■ SOURCE MATERIAL:
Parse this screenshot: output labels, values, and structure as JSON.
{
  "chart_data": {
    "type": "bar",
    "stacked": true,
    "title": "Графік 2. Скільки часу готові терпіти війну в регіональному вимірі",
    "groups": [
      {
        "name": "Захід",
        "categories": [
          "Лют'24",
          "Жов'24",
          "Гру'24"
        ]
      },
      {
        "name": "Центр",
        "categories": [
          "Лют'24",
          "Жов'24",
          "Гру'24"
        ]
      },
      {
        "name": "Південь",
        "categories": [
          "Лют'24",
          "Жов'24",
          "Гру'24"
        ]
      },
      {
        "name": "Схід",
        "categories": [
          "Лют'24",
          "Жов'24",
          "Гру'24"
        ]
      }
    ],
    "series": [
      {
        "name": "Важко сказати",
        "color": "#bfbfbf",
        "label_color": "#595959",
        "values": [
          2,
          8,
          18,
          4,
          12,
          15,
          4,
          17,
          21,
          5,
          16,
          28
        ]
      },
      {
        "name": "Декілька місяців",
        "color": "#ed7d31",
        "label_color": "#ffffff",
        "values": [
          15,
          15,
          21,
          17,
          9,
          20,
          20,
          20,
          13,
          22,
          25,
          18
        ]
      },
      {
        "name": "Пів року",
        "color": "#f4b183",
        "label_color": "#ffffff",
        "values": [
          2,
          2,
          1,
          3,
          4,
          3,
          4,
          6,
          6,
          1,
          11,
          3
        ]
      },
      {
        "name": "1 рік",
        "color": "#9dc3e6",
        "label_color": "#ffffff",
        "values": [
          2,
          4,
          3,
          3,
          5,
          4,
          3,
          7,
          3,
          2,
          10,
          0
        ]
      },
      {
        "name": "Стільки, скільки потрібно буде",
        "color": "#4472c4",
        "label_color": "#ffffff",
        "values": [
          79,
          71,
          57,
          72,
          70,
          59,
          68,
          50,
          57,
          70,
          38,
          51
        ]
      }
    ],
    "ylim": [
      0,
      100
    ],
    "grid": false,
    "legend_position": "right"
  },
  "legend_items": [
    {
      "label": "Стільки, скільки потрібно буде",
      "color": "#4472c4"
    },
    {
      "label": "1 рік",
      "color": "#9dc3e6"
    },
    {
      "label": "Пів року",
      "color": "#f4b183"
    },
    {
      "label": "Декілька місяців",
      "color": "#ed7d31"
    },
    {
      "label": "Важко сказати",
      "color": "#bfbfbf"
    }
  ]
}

■ GIVEN PROBLEM:
For the listing above, identify each line bearing "сказати".

■ THE SOLUTION:
        "name": "Важко сказати",
      "label": "Важко сказати",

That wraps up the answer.